Ooooh I had to do this several times back in the day with my laptop's 8800 GTX. It was a known issue with the series although I cant remember which component had the solder that would get cracks in the traces I believe ?
It was replaced once near the end of the warranty period and after that, I was left to fix it myself by reflowing the solder by heating the card in the oven and letting it cool slowly. It took about 2 hours of gradual heating and cooling and was very doable if you followed a guide or just used some brain cells to think about heating and cooling cycles.
It was the solder balls themselves that cracked due to thermal expansion/contraction stress: it turned out that the solder material wasn't up to the job.
I had one of those in a corporate laptop and got the motherboard replaced by a technican that come to my home to get the work done.
For me the main effect of watching him work was that I lost my inhibitions to opening up laptops and do things there myself. Up to that point I had decades of building my own PC with proper slots and sockets, but laptops seemed obviously designed not to be servicable at all, or at least not by mere mortals.

GIVEN INFORMATION:
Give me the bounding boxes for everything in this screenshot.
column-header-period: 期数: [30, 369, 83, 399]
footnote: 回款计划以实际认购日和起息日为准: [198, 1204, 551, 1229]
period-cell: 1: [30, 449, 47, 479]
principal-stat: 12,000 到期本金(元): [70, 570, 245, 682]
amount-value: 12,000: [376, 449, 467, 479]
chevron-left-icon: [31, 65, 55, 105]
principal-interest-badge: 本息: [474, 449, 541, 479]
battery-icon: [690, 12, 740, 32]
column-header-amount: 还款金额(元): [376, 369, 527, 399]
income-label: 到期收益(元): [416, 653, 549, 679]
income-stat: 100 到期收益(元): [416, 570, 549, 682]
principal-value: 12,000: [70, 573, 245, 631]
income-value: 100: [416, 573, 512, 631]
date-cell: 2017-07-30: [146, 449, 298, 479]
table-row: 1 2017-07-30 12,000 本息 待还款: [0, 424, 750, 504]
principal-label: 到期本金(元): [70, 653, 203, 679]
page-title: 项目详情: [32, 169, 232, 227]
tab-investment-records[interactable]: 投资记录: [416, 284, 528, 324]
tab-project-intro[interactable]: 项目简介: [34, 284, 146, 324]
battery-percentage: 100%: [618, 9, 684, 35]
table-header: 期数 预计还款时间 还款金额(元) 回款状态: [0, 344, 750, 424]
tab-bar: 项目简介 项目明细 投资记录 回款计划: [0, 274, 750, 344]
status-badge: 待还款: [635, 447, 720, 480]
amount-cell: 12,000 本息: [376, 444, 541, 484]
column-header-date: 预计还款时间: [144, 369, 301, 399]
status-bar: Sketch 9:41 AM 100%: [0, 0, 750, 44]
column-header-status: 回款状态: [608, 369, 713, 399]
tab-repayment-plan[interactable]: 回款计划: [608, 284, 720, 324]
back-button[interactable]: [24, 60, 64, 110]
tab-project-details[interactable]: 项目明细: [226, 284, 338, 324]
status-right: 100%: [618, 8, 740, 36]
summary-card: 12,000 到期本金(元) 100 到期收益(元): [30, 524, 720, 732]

EXERCISES TO COMPLETE:
**1.** Print the passage from the laptop graphics card solder discussion between "It was replaced" and "the work done.", inclusive.
**2.** Continue the laptop graphics card solder discussion from where it stops.

ANSWERS PER TASK:
**1.**
It was replaced once near the end of the warranty period and after that, I was left to fix it myself by reflowing the solder by heating the card in the oven and letting it cool slowly. It took about 2 hours of gradual heating and cooling and was very doable if you followed a guide or just used some brain cells to think about heating and cooling cycles.
It was the solder balls themselves that cracked due to thermal expansion/contraction stress: it turned out that the solder material wasn't up to the job.
I had one of those in a corporate laptop and got the motherboard replaced by a technican that come to my home to get the work done.

**2.**
But once I saw how vendors clipped keyboards in place and where screws might be hidden, they became fair play and I started upgrading all ultra cheap laptops I had bought for my triplets to maximum specs over the next years. In those glorious days they still featured socketed CPUs and DIMMs, as well as SATA drives, so going from single to quad cores, plenty extra clocks and cache size, 0,5 to 3GB and from HDD to SSDs was easy enough to do, and ensured they could transition from Windows 95 right up to Windows 7 at the end. The mechnics of these Acers were just top notch, with the earphone sockets being the only failure point, easily overcome with USB headsets. And the originally ultra-expensive top quad-core CPUs, had dropped to a pittance on eBay after a few years, while DRAM became very cheap even new.
They never became gaming machines, but that was quite intentional at the time.
And any laptop since, became fair game. I also started going for entry level models, that I would immediately upgrade, because that was usually way cheaper than getting them at desired spec from the vendor.
Got plenty of small capacity DIMMs and SSDs stowed in a drawer and practically new that way.
I even progressed to mobile phones, because kids just don't value and treat those things like the dad who had to work to pay for them, so again, after some dives into iFixit, I got started and while I don't really enjoy that work, I sure appreciate the savings.
But I haven't yet disassembled GPUs: you'd need whole sets of different thickness pads, pastes and whatnot on hand, to just put them back together after having a closer look. But also so far, none have yet exhibited those signs of worn out pads or run-away paste, even if I tend to prefery entry level PNY cards, which are famous for such issues, for their narrower design, since my workstations tend to be crammed with other cards and cables.